▶ WHAT THE EXERCISE ASKS
Find the string "Drive" in the data, then copy every line where it is found.

▶ RECORDS SUPPLIED
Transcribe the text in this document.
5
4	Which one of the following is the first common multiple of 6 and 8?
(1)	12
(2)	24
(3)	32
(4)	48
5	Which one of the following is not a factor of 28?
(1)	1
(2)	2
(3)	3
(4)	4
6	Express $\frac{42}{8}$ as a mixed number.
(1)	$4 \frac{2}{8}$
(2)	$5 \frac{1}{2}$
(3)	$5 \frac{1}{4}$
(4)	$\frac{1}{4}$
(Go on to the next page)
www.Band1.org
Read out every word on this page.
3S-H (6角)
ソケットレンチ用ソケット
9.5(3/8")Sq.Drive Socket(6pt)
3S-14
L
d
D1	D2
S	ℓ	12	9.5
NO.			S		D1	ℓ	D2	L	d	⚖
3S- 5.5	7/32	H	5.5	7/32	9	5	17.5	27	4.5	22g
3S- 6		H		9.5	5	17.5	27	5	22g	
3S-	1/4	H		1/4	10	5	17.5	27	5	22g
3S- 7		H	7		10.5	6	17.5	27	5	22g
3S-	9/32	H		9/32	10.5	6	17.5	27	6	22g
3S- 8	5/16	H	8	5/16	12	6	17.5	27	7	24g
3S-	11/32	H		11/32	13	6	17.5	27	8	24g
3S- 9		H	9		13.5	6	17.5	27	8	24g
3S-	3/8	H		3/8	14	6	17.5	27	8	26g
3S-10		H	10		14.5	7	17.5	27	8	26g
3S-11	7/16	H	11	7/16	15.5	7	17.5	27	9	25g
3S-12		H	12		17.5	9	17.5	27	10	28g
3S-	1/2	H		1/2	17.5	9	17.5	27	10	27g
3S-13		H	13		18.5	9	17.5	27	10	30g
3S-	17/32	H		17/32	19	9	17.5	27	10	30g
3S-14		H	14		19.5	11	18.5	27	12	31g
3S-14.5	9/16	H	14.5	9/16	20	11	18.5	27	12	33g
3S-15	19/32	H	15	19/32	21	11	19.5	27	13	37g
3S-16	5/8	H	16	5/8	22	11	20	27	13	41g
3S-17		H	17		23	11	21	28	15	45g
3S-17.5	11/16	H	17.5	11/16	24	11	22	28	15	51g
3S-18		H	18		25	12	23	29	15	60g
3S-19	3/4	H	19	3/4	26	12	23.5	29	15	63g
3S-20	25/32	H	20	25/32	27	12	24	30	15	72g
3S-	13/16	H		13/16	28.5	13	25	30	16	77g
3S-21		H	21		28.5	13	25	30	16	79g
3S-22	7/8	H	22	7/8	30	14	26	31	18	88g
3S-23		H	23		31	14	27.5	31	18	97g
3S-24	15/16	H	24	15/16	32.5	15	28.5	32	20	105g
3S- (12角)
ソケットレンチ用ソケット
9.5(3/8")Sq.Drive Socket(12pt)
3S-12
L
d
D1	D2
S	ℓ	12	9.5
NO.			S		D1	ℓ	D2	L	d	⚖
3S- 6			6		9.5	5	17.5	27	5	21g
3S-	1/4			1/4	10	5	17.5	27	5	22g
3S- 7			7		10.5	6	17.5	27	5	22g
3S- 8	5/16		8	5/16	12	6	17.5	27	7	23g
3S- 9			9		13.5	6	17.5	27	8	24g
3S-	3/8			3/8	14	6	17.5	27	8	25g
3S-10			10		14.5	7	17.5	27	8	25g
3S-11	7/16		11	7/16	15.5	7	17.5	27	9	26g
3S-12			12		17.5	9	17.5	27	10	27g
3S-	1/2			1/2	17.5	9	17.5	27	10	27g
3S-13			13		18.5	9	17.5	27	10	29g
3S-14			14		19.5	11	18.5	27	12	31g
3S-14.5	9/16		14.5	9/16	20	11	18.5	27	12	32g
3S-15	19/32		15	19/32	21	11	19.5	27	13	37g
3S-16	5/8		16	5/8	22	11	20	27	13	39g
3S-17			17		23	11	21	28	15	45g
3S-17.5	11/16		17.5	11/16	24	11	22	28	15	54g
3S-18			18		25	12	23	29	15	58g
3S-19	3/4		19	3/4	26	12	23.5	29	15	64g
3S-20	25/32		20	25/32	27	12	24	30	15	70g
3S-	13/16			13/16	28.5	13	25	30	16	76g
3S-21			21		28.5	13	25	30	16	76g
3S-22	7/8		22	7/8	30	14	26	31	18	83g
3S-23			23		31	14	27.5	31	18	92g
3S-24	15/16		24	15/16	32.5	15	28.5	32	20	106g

▶ THE RESPONSE
9.5(3/8")Sq.Drive Socket(6pt)
9.5(3/8")Sq.Drive Socket(12pt)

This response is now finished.